> Supplied records
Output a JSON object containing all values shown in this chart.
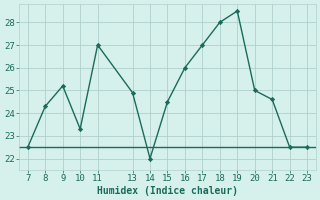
{
  "x": [
    7,
    8,
    9,
    10,
    11,
    13,
    14,
    15,
    16,
    17,
    18,
    19,
    20,
    21,
    22,
    23
  ],
  "y": [
    22.5,
    24.3,
    25.2,
    23.3,
    27.0,
    24.9,
    22.0,
    24.5,
    26.0,
    27.0,
    28.0,
    28.5,
    25.0,
    24.6,
    22.5,
    22.5
  ],
  "hline_y": 22.5,
  "xlim": [
    6.5,
    23.5
  ],
  "ylim": [
    21.5,
    28.8
  ],
  "xticks": [
    7,
    8,
    9,
    10,
    11,
    13,
    14,
    15,
    16,
    17,
    18,
    19,
    20,
    21,
    22,
    23
  ],
  "yticks": [
    22,
    23,
    24,
    25,
    26,
    27,
    28
  ],
  "xlabel": "Humidex (Indice chaleur)",
  "line_color": "#1a6b5a",
  "bg_color": "#d6f0ec",
  "grid_color": "#b0d0cc",
  "marker": "D",
  "marker_size": 2.2,
  "line_width": 1.0,
  "xlabel_fontsize": 7,
  "tick_fontsize": 6.5
}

> Goal
Copy every entry word for word, but omit the pictures.

> Response to the exercise
Output a JSON object containing all values shown in this chart.
{
  "x": [
    7,
    8,
    9,
    10,
    11,
    13,
    14,
    15,
    16,
    17,
    18,
    19,
    20,
    21,
    22,
    23
  ],
  "y": [
    22.5,
    24.3,
    25.2,
    23.3,
    27.0,
    24.9,
    22.0,
    24.5,
    26.0,
    27.0,
    28.0,
    28.5,
    25.0,
    24.6,
    22.5,
    22.5
  ],
  "hline_y": 22.5,
  "xlim": [
    6.5,
    23.5
  ],
  "ylim": [
    21.5,
    28.8
  ],
  "xticks": [
    7,
    8,
    9,
    10,
    11,
    13,
    14,
    15,
    16,
    17,
    18,
    19,
    20,
    21,
    22,
    23
  ],
  "yticks": [
    22,
    23,
    24,
    25,
    26,
    27,
    28
  ],
  "xlabel": "Humidex (Indice chaleur)",
  "line_color": "#1a6b5a",
  "bg_color": "#d6f0ec",
  "grid_color": "#b0d0cc",
  "marker": "D",
  "marker_size": 2.2,
  "line_width": 1.0,
  "xlabel_fontsize": 7,
  "tick_fontsize": 6.5
}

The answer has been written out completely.